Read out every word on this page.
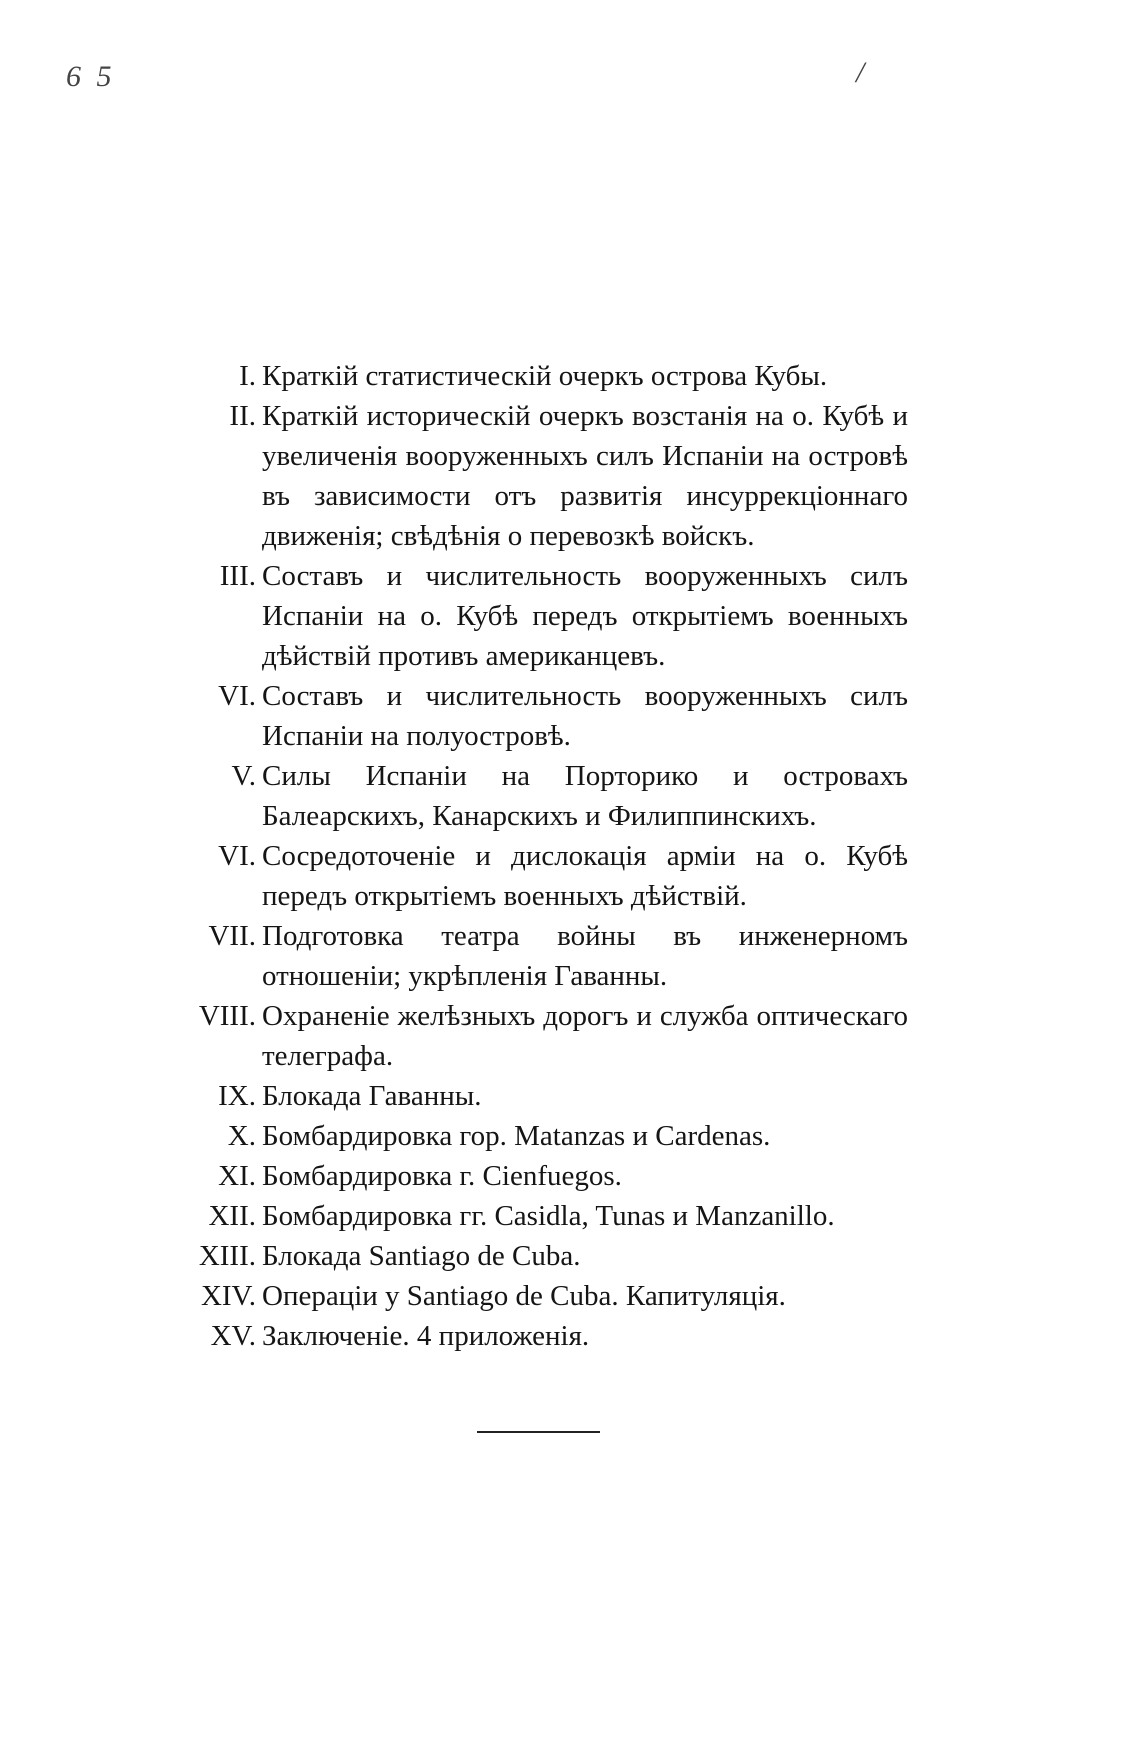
6 5	/
I. Краткій статистическій очеркъ острова Кубы.
II. Краткій историческій очеркъ возстанія на о. Кубѣ и увеличенія вооруженныхъ силъ Испаніи на островѣ въ зависимости отъ развитія инсуррекціоннаго движенія; свѣдѣнія о перевозкѣ войскъ.
III. Составъ и числительность вооруженныхъ силъ Испаніи на о. Кубѣ передъ открытіемъ военныхъ дѣйствій противъ американцевъ.
VI. Составъ и числительность вооруженныхъ силъ Испаніи на полуостровѣ.
V. Силы Испаніи на Порторико и островахъ Балеарскихъ, Канарскихъ и Филиппинскихъ.
VI. Сосредоточеніе и дислокація арміи на о. Кубѣ передъ открытіемъ военныхъ дѣйствій.
VII. Подготовка театра войны въ инженерномъ отношеніи; укрѣпленія Гаванны.
VIII. Охраненіе желѣзныхъ дорогъ и служба оптическаго телеграфа.
IX. Блокада Гаванны.
X. Бомбардировка гор. Matanzas и Cardenas.
XI. Бомбардировка г. Cienfuegos.
XII. Бомбардировка гг. Casidla, Tunas и Manzanillo.
XIII. Блокада Santiago de Cuba.
XIV. Операціи у Santiago de Cuba. Капитуляція.
XV. Заключеніе. 4 приложенія.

WHAT IS NEEDED → Search the data above for the word "военныхъ", then gather each line in which it appears.

FINISHED TASK →
III. Составъ и числительность вооруженныхъ силъ Испаніи на о. Кубѣ передъ открытіемъ военныхъ дѣйствій противъ американцевъ.
VI. Сосредоточеніе и дислокація арміи на о. Кубѣ передъ открытіемъ военныхъ дѣйствій.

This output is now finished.